_Task details:_
Restate the full set of records exactly, without adding or dropping a word.

_Data for processing:_
--------------------

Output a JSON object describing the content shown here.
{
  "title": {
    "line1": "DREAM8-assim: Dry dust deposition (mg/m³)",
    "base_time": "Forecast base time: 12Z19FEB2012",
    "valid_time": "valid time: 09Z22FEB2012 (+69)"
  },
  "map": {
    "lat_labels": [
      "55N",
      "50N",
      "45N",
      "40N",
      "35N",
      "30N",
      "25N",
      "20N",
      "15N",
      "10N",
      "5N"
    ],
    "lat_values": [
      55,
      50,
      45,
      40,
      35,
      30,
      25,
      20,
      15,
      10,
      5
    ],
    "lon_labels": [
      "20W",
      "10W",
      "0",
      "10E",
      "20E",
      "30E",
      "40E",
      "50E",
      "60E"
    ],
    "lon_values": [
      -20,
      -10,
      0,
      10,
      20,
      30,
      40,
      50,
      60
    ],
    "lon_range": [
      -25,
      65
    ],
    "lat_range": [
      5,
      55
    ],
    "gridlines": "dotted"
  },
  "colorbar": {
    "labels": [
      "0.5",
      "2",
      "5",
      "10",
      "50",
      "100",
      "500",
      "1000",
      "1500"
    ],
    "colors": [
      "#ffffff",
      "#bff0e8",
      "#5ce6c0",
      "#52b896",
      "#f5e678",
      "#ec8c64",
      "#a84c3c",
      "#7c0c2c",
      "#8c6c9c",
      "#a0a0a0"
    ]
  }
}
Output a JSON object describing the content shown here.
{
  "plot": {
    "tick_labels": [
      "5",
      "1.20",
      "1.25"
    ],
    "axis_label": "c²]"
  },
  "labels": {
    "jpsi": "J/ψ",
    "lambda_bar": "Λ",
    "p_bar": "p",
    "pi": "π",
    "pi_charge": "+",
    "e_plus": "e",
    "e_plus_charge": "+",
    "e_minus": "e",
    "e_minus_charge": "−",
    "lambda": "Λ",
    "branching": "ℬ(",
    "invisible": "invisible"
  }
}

--------------------

_Solution to this exercise:_
Output a JSON object describing the content shown here.
{
  "title": {
    "line1": "DREAM8-assim: Dry dust deposition (mg/m³)",
    "base_time": "Forecast base time: 12Z19FEB2012",
    "valid_time": "valid time: 09Z22FEB2012 (+69)"
  },
  "map": {
    "lat_labels": [
      "55N",
      "50N",
      "45N",
      "40N",
      "35N",
      "30N",
      "25N",
      "20N",
      "15N",
      "10N",
      "5N"
    ],
    "lat_values": [
      55,
      50,
      45,
      40,
      35,
      30,
      25,
      20,
      15,
      10,
      5
    ],
    "lon_labels": [
      "20W",
      "10W",
      "0",
      "10E",
      "20E",
      "30E",
      "40E",
      "50E",
      "60E"
    ],
    "lon_values": [
      -20,
      -10,
      0,
      10,
      20,
      30,
      40,
      50,
      60
    ],
    "lon_range": [
      -25,
      65
    ],
    "lat_range": [
      5,
      55
    ],
    "gridlines": "dotted"
  },
  "colorbar": {
    "labels": [
      "0.5",
      "2",
      "5",
      "10",
      "50",
      "100",
      "500",
      "1000",
      "1500"
    ],
    "colors": [
      "#ffffff",
      "#bff0e8",
      "#5ce6c0",
      "#52b896",
      "#f5e678",
      "#ec8c64",
      "#a84c3c",
      "#7c0c2c",
      "#8c6c9c",
      "#a0a0a0"
    ]
  }
}
Output a JSON object describing the content shown here.
{
  "plot": {
    "tick_labels": [
      "5",
      "1.20",
      "1.25"
    ],
    "axis_label": "c²]"
  },
  "labels": {
    "jpsi": "J/ψ",
    "lambda_bar": "Λ",
    "p_bar": "p",
    "pi": "π",
    "pi_charge": "+",
    "e_plus": "e",
    "e_plus_charge": "+",
    "e_minus": "e",
    "e_minus_charge": "−",
    "lambda": "Λ",
    "branching": "ℬ(",
    "invisible": "invisible"
  }
}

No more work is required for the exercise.